### Problem
Format every line below as a JSON list of strings, one string per line, and leave out any blank lines.

==== Exercise input

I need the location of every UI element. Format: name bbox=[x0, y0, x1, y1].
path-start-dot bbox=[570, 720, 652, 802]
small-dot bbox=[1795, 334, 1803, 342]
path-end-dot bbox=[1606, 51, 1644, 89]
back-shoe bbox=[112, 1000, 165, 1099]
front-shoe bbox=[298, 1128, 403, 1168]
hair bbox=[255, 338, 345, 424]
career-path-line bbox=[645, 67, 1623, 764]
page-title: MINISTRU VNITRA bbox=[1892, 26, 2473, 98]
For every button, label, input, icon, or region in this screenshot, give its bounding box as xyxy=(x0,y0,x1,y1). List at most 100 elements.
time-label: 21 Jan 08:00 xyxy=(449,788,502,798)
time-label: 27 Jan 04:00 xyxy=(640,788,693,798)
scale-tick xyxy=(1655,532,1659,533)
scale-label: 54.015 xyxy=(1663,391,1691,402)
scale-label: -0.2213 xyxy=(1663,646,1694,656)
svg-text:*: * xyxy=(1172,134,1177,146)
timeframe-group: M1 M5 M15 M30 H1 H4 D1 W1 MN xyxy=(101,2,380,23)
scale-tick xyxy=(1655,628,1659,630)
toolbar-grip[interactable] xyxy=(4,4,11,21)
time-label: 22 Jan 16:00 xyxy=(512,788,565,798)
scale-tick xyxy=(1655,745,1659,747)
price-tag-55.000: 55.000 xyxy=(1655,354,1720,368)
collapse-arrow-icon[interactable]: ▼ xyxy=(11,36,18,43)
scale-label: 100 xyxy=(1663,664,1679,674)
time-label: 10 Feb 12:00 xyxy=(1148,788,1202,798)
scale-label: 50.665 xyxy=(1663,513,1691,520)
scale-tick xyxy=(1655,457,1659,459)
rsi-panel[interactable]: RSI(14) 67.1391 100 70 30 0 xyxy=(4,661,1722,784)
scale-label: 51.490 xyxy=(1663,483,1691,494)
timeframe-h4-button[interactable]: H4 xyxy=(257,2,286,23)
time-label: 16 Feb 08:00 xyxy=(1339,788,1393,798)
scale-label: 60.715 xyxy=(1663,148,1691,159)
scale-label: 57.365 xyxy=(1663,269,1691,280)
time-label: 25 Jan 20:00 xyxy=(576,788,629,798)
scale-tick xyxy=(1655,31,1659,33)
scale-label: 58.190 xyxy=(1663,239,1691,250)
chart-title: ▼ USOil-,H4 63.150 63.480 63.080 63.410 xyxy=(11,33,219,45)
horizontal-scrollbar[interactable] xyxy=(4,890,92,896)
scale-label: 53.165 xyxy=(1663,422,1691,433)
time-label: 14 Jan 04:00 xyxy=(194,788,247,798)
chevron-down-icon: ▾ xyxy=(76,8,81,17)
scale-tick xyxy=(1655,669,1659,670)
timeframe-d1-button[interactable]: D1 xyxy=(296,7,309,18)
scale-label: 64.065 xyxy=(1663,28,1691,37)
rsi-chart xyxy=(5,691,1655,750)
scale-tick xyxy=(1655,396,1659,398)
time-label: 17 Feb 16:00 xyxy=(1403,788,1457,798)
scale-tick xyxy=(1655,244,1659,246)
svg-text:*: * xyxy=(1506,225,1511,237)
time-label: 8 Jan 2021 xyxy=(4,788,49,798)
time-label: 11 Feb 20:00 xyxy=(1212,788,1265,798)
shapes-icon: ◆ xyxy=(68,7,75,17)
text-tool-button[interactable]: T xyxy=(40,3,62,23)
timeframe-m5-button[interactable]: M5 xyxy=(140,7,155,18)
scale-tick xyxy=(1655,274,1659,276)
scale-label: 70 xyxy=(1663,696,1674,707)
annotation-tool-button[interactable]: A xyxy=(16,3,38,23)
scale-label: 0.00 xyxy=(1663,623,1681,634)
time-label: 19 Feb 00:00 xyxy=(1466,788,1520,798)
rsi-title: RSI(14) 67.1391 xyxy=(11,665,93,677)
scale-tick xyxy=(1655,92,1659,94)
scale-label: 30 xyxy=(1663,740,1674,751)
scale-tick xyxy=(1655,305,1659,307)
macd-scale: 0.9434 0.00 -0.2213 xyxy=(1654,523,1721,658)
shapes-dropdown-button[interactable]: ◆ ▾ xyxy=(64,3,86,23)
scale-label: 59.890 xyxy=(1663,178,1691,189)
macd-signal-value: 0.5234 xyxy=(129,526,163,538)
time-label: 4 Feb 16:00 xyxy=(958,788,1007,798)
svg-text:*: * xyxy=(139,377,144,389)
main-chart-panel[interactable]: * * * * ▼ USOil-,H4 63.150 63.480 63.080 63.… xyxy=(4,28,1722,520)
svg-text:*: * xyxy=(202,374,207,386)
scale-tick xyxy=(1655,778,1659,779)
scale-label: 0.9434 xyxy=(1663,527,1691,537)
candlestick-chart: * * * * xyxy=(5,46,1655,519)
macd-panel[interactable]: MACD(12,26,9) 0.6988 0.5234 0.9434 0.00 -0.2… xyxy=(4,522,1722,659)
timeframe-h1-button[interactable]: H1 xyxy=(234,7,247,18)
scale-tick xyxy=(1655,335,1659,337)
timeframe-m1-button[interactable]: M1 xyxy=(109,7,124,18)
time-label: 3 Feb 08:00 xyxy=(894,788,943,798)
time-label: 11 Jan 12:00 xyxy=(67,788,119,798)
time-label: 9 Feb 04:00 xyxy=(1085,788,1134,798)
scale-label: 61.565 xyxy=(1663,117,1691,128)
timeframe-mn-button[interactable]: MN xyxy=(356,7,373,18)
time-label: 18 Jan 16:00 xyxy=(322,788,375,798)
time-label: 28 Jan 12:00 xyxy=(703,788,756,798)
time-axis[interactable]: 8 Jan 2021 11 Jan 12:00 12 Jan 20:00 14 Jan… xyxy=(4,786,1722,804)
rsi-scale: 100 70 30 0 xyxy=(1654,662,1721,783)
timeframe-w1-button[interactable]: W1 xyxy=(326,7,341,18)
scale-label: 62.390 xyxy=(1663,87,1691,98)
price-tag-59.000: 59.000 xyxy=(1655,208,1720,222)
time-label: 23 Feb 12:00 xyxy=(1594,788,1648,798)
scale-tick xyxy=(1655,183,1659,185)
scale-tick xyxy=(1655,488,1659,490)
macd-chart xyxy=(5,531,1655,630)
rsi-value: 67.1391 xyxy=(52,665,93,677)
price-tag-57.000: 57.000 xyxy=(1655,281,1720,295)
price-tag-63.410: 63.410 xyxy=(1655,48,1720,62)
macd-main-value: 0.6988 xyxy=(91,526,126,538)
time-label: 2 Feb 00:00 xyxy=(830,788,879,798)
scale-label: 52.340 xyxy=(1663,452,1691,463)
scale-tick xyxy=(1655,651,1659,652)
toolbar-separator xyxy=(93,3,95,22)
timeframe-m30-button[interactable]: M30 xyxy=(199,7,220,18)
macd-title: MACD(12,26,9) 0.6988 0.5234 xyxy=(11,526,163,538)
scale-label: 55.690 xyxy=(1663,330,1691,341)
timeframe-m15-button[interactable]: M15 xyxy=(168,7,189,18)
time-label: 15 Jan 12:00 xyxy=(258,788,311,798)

========

### Response to this task
[
  "I need the location of every UI element. Format: name bbox=[x0, y0, x1, y1].",
  "path-start-dot bbox=[570, 720, 652, 802]",
  "small-dot bbox=[1795, 334, 1803, 342]",
  "path-end-dot bbox=[1606, 51, 1644, 89]",
  "back-shoe bbox=[112, 1000, 165, 1099]",
  "front-shoe bbox=[298, 1128, 403, 1168]",
  "hair bbox=[255, 338, 345, 424]",
  "career-path-line bbox=[645, 67, 1623, 764]",
  "page-title: MINISTRU VNITRA bbox=[1892, 26, 2473, 98]",
  "For every button, label, input, icon, or region in this screenshot, give its bounding box as xyxy=(x0,y0,x1,y1). List at most 100 elements.",
  "time-label: 21 Jan 08:00 xyxy=(449,788,502,798)",
  "time-label: 27 Jan 04:00 xyxy=(640,788,693,798)",
  "scale-tick xyxy=(1655,532,1659,533)",
  "scale-label: 54.015 xyxy=(1663,391,1691,402)",
  "scale-label: -0.2213 xyxy=(1663,646,1694,656)",
  "svg-text:*: * xyxy=(1172,134,1177,146)",
  "timeframe-group: M1 M5 M15 M30 H1 H4 D1 W1 MN xyxy=(101,2,380,23)",
  "scale-tick xyxy=(1655,628,1659,630)",
  "toolbar-grip[interactable] xyxy=(4,4,11,21)",
  "time-label: 22 Jan 16:00 xyxy=(512,788,565,798)",
  "scale-tick xyxy=(1655,745,1659,747)",
  "price-tag-55.000: 55.000 xyxy=(1655,354,1720,368)",
  "collapse-arrow-icon[interactable]: ▼ xyxy=(11,36,18,43)",
  "scale-label: 100 xyxy=(1663,664,1679,674)",
  "time-label: 10 Feb 12:00 xyxy=(1148,788,1202,798)",
  "scale-label: 50.665 xyxy=(1663,513,1691,520)",
  "scale-tick xyxy=(1655,457,1659,459)",
  "rsi-panel[interactable]: RSI(14) 67.1391 100 70 30 0 xyxy=(4,661,1722,784)",
  "scale-label: 51.490 xyxy=(1663,483,1691,494)",
  "timeframe-h4-button[interactable]: H4 xyxy=(257,2,286,23)",
  "time-label: 16 Feb 08:00 xyxy=(1339,788,1393,798)",
  "scale-label: 60.715 xyxy=(1663,148,1691,159)",
  "scale-label: 57.365 xyxy=(1663,269,1691,280)",
  "time-label: 25 Jan 20:00 xyxy=(576,788,629,798)",
  "scale-tick xyxy=(1655,31,1659,33)",
  "scale-label: 58.190 xyxy=(1663,239,1691,250)",
  "chart-title: ▼ USOil-,H4 63.150 63.480 63.080 63.410 xyxy=(11,33,219,45)",
  "horizontal-scrollbar[interactable] xyxy=(4,890,92,896)",
  "scale-label: 53.165 xyxy=(1663,422,1691,433)",
  "time-label: 14 Jan 04:00 xyxy=(194,788,247,798)",
  "chevron-down-icon: ▾ xyxy=(76,8,81,17)",
  "scale-tick xyxy=(1655,669,1659,670)",
  "timeframe-d1-button[interactable]: D1 xyxy=(296,7,309,18)",
  "scale-label: 64.065 xyxy=(1663,28,1691,37)",
  "rsi-chart xyxy=(5,691,1655,750)",
  "scale-tick xyxy=(1655,396,1659,398)",
  "time-label: 17 Feb 16:00 xyxy=(1403,788,1457,798)",
  "scale-tick xyxy=(1655,244,1659,246)",
  "svg-text:*: * xyxy=(1506,225,1511,237)",
  "time-label: 8 Jan 2021 xyxy=(4,788,49,798)",
  "time-label: 11 Feb 20:00 xyxy=(1212,788,1265,798)",
  "shapes-icon: ◆ xyxy=(68,7,75,17)",
  "text-tool-button[interactable]: T xyxy=(40,3,62,23)",
  "timeframe-m5-button[interactable]: M5 xyxy=(140,7,155,18)",
  "scale-tick xyxy=(1655,274,1659,276)",
  "scale-label: 70 xyxy=(1663,696,1674,707)",
  "annotation-tool-button[interactable]: A xyxy=(16,3,38,23)",
  "scale-label: 0.00 xyxy=(1663,623,1681,634)",
  "time-label: 19 Feb 00:00 xyxy=(1466,788,1520,798)",
  "rsi-title: RSI(14) 67.1391 xyxy=(11,665,93,677)",
  "scale-tick xyxy=(1655,92,1659,94)",
  "scale-label: 30 xyxy=(1663,740,1674,751)",
  "scale-tick xyxy=(1655,305,1659,307)",
  "macd-scale: 0.9434 0.00 -0.2213 xyxy=(1654,523,1721,658)",
  "shapes-dropdown-button[interactable]: ◆ ▾ xyxy=(64,3,86,23)",
  "scale-label: 59.890 xyxy=(1663,178,1691,189)",
  "macd-signal-value: 0.5234 xyxy=(129,526,163,538)",
  "time-label: 4 Feb 16:00 xyxy=(958,788,1007,798)",
  "svg-text:*: * xyxy=(139,377,144,389)",
  "main-chart-panel[interactable]: * * * * ▼ USOil-,H4 63.150 63.480 63.080 63.… xyxy=(4,28,1722,520)",
  "svg-text:*: * xyxy=(202,374,207,386)",
  "scale-tick xyxy=(1655,778,1659,779)",
  "scale-label: 0.9434 xyxy=(1663,527,1691,537)",
  "candlestick-chart: * * * * xyxy=(5,46,1655,519)",
  "macd-panel[interactable]: MACD(12,26,9) 0.6988 0.5234 0.9434 0.00 -0.2… xyxy=(4,522,1722,659)",
  "timeframe-h1-button[interactable]: H1 xyxy=(234,7,247,18)",
  "scale-tick xyxy=(1655,335,1659,337)",
  "timeframe-m1-button[interactable]: M1 xyxy=(109,7,124,18)",
  "time-label: 3 Feb 08:00 xyxy=(894,788,943,798)",
  "time-label: 11 Jan 12:00 xyxy=(67,788,119,798)",
  "time-label: 9 Feb 04:00 xyxy=(1085,788,1134,798)",
  "scale-label: 61.565 xyxy=(1663,117,1691,128)",
  "timeframe-mn-button[interactable]: MN xyxy=(356,7,373,18)",
  "time-label: 18 Jan 16:00 xyxy=(322,788,375,798)",
  "time-label: 28 Jan 12:00 xyxy=(703,788,756,798)",
  "time-axis[interactable]: 8 Jan 2021 11 Jan 12:00 12 Jan 20:00 14 Jan… xyxy=(4,786,1722,804)",
  "rsi-scale: 100 70 30 0 xyxy=(1654,662,1721,783)",
  "timeframe-w1-button[interactable]: W1 xyxy=(326,7,341,18)",
  "scale-label: 62.390 xyxy=(1663,87,1691,98)",
  "price-tag-59.000: 59.000 xyxy=(1655,208,1720,222)",
  "time-label: 23 Feb 12:00 xyxy=(1594,788,1648,798)",
  "scale-tick xyxy=(1655,183,1659,185)",
  "scale-tick xyxy=(1655,488,1659,490)",
  "macd-chart xyxy=(5,531,1655,630)",
  "rsi-value: 67.1391 xyxy=(52,665,93,677)",
  "price-tag-57.000: 57.000 xyxy=(1655,281,1720,295)",
  "price-tag-63.410: 63.410 xyxy=(1655,48,1720,62)",
  "macd-main-value: 0.6988 xyxy=(91,526,126,538)",
  "time-label: 2 Feb 00:00 xyxy=(830,788,879,798)",
  "scale-label: 52.340 xyxy=(1663,452,1691,463)",
  "scale-tick xyxy=(1655,651,1659,652)",
  "toolbar-separator xyxy=(93,3,95,22)",
  "timeframe-m30-button[interactable]: M30 xyxy=(199,7,220,18)",
  "macd-title: MACD(12,26,9) 0.6988 0.5234 xyxy=(11,526,163,538)",
  "scale-label: 55.690 xyxy=(1663,330,1691,341)",
  "timeframe-m15-button[interactable]: M15 xyxy=(168,7,189,18)",
  "time-label: 15 Jan 12:00 xyxy=(258,788,311,798)"
]